REQUIRED ACTION - Among the entries below, find every line that contains the string "pain", then copy it.
[[ DATA EXTRACT, beginning ]]
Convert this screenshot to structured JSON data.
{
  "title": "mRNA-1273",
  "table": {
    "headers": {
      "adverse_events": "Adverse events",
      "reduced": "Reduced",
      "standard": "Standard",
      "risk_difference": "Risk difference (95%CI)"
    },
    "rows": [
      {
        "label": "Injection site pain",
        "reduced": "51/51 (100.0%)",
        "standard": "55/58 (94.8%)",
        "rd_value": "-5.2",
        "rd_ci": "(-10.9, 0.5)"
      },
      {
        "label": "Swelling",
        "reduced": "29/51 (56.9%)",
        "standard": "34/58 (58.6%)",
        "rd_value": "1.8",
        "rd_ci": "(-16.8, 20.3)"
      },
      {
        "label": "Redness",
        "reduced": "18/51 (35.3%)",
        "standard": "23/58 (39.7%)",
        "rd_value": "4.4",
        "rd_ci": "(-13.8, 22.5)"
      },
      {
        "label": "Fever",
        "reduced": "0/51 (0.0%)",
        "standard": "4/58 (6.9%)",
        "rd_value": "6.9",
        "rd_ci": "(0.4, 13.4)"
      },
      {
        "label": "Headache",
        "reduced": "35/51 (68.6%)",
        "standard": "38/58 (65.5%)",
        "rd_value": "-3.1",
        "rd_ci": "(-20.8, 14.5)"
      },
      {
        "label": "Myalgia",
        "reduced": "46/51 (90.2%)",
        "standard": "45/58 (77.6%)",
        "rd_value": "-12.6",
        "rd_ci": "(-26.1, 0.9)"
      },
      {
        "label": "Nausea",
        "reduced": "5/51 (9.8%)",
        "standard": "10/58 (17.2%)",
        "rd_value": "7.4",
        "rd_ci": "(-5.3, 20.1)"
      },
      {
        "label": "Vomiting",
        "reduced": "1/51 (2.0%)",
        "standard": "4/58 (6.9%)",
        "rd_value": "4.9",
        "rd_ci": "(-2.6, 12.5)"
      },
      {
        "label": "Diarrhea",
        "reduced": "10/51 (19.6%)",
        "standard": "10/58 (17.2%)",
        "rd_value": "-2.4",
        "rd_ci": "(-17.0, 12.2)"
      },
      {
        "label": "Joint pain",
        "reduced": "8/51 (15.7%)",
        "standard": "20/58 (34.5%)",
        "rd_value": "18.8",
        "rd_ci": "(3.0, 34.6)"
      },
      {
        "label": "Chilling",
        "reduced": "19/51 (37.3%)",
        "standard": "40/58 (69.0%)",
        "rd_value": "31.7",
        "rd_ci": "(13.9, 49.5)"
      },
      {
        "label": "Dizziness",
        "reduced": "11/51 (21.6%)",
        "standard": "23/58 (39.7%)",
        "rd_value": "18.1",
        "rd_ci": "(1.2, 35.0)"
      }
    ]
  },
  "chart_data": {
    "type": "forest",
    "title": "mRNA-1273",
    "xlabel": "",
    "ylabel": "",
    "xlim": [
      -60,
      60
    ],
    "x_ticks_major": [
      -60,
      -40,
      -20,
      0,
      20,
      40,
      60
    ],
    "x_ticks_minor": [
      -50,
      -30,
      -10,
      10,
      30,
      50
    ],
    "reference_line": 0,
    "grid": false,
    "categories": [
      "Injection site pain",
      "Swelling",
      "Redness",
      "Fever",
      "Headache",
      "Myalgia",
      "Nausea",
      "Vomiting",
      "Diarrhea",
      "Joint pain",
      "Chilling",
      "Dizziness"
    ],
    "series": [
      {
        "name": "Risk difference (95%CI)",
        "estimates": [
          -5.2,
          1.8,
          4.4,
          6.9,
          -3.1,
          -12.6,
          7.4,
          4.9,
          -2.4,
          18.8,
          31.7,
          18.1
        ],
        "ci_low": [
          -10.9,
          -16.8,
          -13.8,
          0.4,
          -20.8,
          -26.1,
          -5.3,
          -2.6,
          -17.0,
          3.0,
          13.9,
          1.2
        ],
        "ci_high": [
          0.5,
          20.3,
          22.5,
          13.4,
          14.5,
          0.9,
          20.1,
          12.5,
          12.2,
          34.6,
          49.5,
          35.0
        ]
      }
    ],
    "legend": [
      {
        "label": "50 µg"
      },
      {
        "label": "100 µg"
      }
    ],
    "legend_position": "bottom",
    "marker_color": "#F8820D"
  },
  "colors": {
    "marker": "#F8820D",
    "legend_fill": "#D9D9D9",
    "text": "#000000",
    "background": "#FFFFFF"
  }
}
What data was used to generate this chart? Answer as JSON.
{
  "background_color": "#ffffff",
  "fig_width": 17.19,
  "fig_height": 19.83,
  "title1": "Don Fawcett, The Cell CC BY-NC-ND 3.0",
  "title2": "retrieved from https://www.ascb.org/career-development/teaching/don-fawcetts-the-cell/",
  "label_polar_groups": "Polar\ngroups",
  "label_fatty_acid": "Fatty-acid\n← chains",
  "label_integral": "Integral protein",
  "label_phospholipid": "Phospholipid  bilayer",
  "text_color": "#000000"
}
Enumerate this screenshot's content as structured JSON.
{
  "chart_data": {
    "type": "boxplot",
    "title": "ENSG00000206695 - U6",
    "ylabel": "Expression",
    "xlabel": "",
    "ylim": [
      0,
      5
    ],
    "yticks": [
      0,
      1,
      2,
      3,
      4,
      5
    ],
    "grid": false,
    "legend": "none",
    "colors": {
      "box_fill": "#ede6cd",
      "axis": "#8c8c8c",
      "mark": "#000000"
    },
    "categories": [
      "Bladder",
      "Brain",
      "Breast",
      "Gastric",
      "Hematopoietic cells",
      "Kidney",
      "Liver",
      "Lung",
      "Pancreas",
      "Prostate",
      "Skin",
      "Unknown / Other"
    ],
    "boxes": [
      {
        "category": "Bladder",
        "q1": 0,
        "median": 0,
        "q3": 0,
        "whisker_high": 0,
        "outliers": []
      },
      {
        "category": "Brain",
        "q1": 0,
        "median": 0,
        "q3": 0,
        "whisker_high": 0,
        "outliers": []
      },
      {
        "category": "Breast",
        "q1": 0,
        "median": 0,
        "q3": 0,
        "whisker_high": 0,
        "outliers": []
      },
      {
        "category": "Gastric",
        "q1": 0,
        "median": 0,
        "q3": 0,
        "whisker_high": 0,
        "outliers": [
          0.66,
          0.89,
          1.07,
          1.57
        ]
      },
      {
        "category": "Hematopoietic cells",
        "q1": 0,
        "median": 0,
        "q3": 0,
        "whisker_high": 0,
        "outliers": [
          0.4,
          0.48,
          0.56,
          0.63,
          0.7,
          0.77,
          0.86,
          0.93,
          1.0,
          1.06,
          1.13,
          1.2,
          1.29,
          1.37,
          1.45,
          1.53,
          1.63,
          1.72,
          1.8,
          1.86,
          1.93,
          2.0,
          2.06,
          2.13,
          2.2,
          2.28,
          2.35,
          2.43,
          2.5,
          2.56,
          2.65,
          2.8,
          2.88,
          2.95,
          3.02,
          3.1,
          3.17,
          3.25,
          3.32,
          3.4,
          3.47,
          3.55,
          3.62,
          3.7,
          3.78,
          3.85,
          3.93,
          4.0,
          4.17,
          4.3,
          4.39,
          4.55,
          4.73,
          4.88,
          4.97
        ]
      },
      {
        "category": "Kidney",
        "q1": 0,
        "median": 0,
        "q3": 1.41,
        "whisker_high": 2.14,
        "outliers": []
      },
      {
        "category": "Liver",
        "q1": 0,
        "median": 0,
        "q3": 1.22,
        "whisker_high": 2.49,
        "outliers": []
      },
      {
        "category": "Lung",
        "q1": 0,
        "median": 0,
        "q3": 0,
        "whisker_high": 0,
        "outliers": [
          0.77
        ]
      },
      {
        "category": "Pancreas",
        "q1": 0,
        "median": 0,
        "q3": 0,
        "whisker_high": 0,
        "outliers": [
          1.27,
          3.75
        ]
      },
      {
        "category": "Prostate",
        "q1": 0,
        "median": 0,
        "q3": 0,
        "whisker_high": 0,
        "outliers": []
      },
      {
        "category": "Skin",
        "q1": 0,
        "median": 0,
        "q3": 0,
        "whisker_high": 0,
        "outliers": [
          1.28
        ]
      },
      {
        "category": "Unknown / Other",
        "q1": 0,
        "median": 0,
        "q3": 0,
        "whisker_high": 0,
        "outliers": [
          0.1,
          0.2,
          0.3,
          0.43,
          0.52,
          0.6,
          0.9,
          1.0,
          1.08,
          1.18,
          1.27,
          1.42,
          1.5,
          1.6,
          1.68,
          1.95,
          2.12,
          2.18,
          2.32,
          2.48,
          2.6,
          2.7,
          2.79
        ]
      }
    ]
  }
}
[[ DATA EXTRACT, end ]]
FINAL ANSWER -
        "label": "Injection site pain",
        "label": "Joint pain",
      "Injection site pain",
      "Joint pain",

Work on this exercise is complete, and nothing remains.